What the task requires — Your task is to output the listing word for word, with pictures excluded.

Rows —
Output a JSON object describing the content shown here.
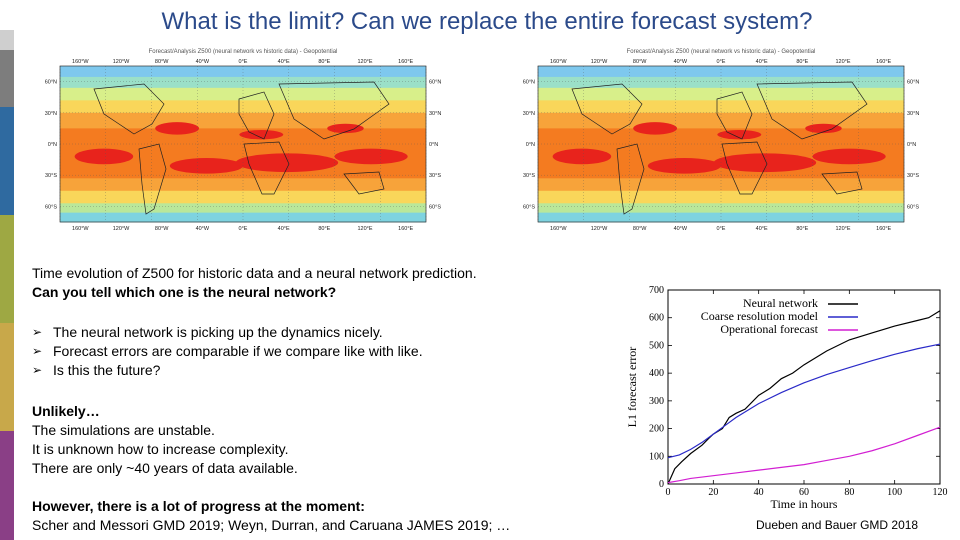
{
  "slide": {
    "title": "What is the limit? Can we replace the entire forecast system?",
    "sidebar_colors": [
      "#ffffff",
      "#cfcfcf",
      "#7d7d7d",
      "#2f6aa0",
      "#9ea843",
      "#c8a84a",
      "#8a3f86"
    ]
  },
  "maps": [
    {
      "caption": "Forecast/Analysis Z500 (neural network vs historic data) - Geopotential",
      "lon_labels": [
        "160°W",
        "120°W",
        "80°W",
        "40°W",
        "0°E",
        "40°E",
        "80°E",
        "120°E",
        "160°E"
      ],
      "lat_labels": [
        "60°N",
        "30°N",
        "0°N",
        "30°S",
        "60°S"
      ]
    },
    {
      "caption": "Forecast/Analysis Z500 (neural network vs historic data) - Geopotential",
      "lon_labels": [
        "160°W",
        "120°W",
        "80°W",
        "40°W",
        "0°E",
        "40°E",
        "80°E",
        "120°E",
        "160°E"
      ],
      "lat_labels": [
        "60°N",
        "30°N",
        "0°N",
        "30°S",
        "60°S"
      ]
    }
  ],
  "intro": {
    "line1": "Time evolution of Z500 for historic data and a neural network prediction.",
    "line2": "Can you tell which one is the neural network?"
  },
  "bullets": [
    "The neural network is picking up the dynamics nicely.",
    "Forecast errors are comparable if we compare like with like.",
    "Is this the future?"
  ],
  "unlikely": {
    "heading": "Unlikely…",
    "lines": [
      "The simulations are unstable.",
      "It is unknown how to increase complexity.",
      "There are only ~40 years of data available."
    ]
  },
  "progress": {
    "heading": "However, there is a lot of progress at the moment:",
    "refs": "Scher and Messori GMD 2019; Weyn, Durran, and Caruana JAMES 2019; …"
  },
  "citation": "Dueben and Bauer GMD 2018",
  "chart_data": {
    "type": "line",
    "xlabel": "Time in hours",
    "ylabel": "L1 forecast error",
    "xlim": [
      0,
      120
    ],
    "ylim": [
      0,
      700
    ],
    "xticks": [
      0,
      20,
      40,
      60,
      80,
      100,
      120
    ],
    "yticks": [
      0,
      100,
      200,
      300,
      400,
      500,
      600,
      700
    ],
    "legend_position": "top-left",
    "series": [
      {
        "name": "Neural network",
        "color": "#000000",
        "x": [
          0,
          3,
          6,
          10,
          15,
          18,
          20,
          24,
          27,
          30,
          34,
          40,
          45,
          50,
          55,
          60,
          70,
          80,
          90,
          100,
          110,
          115,
          120
        ],
        "y": [
          0,
          55,
          80,
          110,
          140,
          165,
          180,
          200,
          240,
          255,
          270,
          320,
          345,
          380,
          400,
          430,
          480,
          520,
          545,
          570,
          590,
          600,
          625
        ]
      },
      {
        "name": "Coarse resolution model",
        "color": "#2a2ac8",
        "x": [
          0,
          5,
          10,
          15,
          20,
          25,
          30,
          40,
          50,
          60,
          70,
          80,
          90,
          100,
          110,
          120
        ],
        "y": [
          95,
          105,
          125,
          150,
          180,
          210,
          240,
          290,
          330,
          365,
          395,
          420,
          445,
          468,
          488,
          505
        ]
      },
      {
        "name": "Operational forecast",
        "color": "#d21fd2",
        "x": [
          0,
          5,
          10,
          20,
          30,
          40,
          50,
          60,
          70,
          80,
          90,
          100,
          110,
          120
        ],
        "y": [
          5,
          12,
          20,
          30,
          40,
          50,
          60,
          70,
          85,
          100,
          120,
          145,
          175,
          205
        ]
      }
    ]
  }
}
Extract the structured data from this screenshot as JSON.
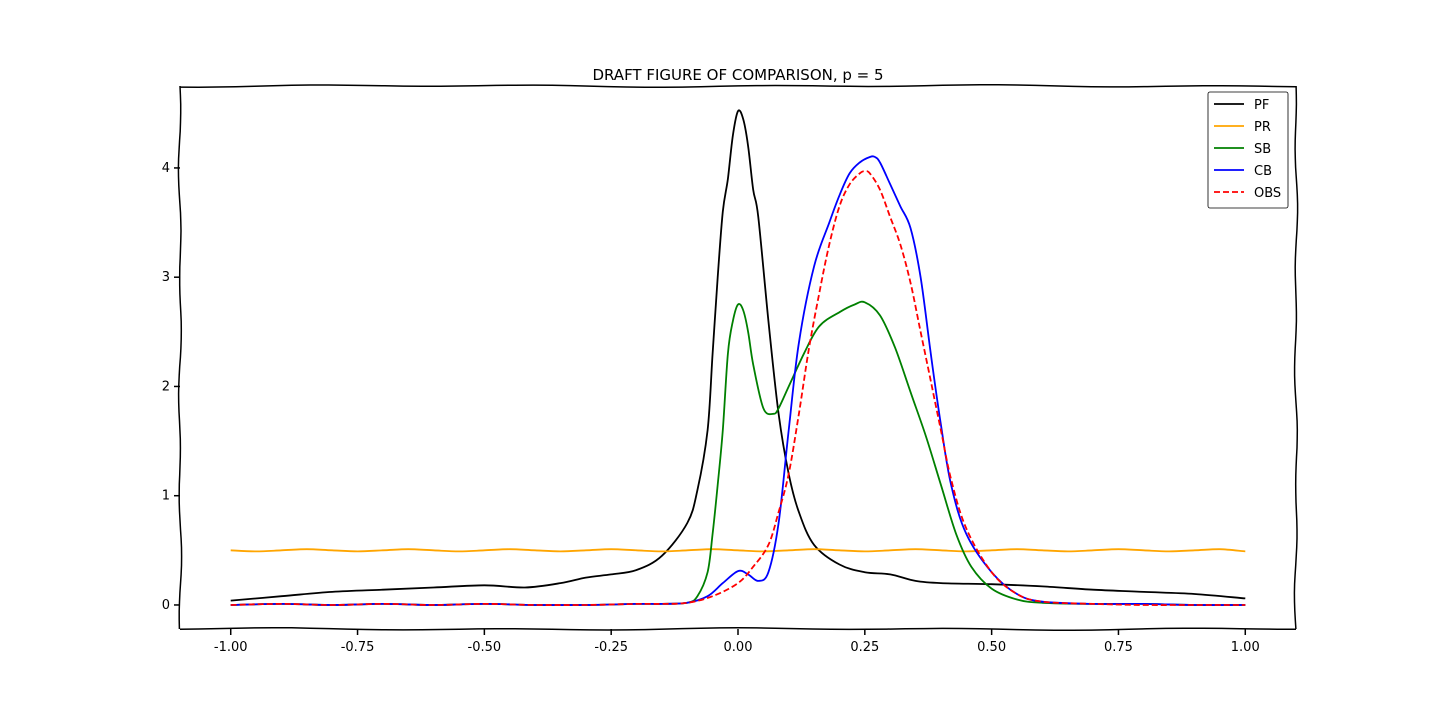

Complete response —
Output a JSON object describing the content shown here.
{
  "slide": {
    "title": "What is the limit? Can we replace the entire forecast system?",
    "sidebar_colors": [
      "#ffffff",
      "#cfcfcf",
      "#7d7d7d",
      "#2f6aa0",
      "#9ea843",
      "#c8a84a",
      "#8a3f86"
    ]
  },
  "maps": [
    {
      "caption": "Forecast/Analysis Z500 (neural network vs historic data) - Geopotential",
      "lon_labels": [
        "160°W",
        "120°W",
        "80°W",
        "40°W",
        "0°E",
        "40°E",
        "80°E",
        "120°E",
        "160°E"
      ],
      "lat_labels": [
        "60°N",
        "30°N",
        "0°N",
        "30°S",
        "60°S"
      ]
    },
    {
      "caption": "Forecast/Analysis Z500 (neural network vs historic data) - Geopotential",
      "lon_labels": [
        "160°W",
        "120°W",
        "80°W",
        "40°W",
        "0°E",
        "40°E",
        "80°E",
        "120°E",
        "160°E"
      ],
      "lat_labels": [
        "60°N",
        "30°N",
        "0°N",
        "30°S",
        "60°S"
      ]
    }
  ],
  "intro": {
    "line1": "Time evolution of Z500 for historic data and a neural network prediction.",
    "line2": "Can you tell which one is the neural network?"
  },
  "bullets": [
    "The neural network is picking up the dynamics nicely.",
    "Forecast errors are comparable if we compare like with like.",
    "Is this the future?"
  ],
  "unlikely": {
    "heading": "Unlikely…",
    "lines": [
      "The simulations are unstable.",
      "It is unknown how to increase complexity.",
      "There are only ~40 years of data available."
    ]
  },
  "progress": {
    "heading": "However, there is a lot of progress at the moment:",
    "refs": "Scher and Messori GMD 2019; Weyn, Durran, and Caruana JAMES 2019; …"
  },
  "citation": "Dueben and Bauer GMD 2018",
  "chart_data": {
    "type": "line",
    "xlabel": "Time in hours",
    "ylabel": "L1 forecast error",
    "xlim": [
      0,
      120
    ],
    "ylim": [
      0,
      700
    ],
    "xticks": [
      0,
      20,
      40,
      60,
      80,
      100,
      120
    ],
    "yticks": [
      0,
      100,
      200,
      300,
      400,
      500,
      600,
      700
    ],
    "legend_position": "top-left",
    "series": [
      {
        "name": "Neural network",
        "color": "#000000",
        "x": [
          0,
          3,
          6,
          10,
          15,
          18,
          20,
          24,
          27,
          30,
          34,
          40,
          45,
          50,
          55,
          60,
          70,
          80,
          90,
          100,
          110,
          115,
          120
        ],
        "y": [
          0,
          55,
          80,
          110,
          140,
          165,
          180,
          200,
          240,
          255,
          270,
          320,
          345,
          380,
          400,
          430,
          480,
          520,
          545,
          570,
          590,
          600,
          625
        ]
      },
      {
        "name": "Coarse resolution model",
        "color": "#2a2ac8",
        "x": [
          0,
          5,
          10,
          15,
          20,
          25,
          30,
          40,
          50,
          60,
          70,
          80,
          90,
          100,
          110,
          120
        ],
        "y": [
          95,
          105,
          125,
          150,
          180,
          210,
          240,
          290,
          330,
          365,
          395,
          420,
          445,
          468,
          488,
          505
        ]
      },
      {
        "name": "Operational forecast",
        "color": "#d21fd2",
        "x": [
          0,
          5,
          10,
          20,
          30,
          40,
          50,
          60,
          70,
          80,
          90,
          100,
          110,
          120
        ],
        "y": [
          5,
          12,
          20,
          30,
          40,
          50,
          60,
          70,
          85,
          100,
          120,
          145,
          175,
          205
        ]
      }
    ]
  }
}
Extract the structured data from this screenshot as JSON.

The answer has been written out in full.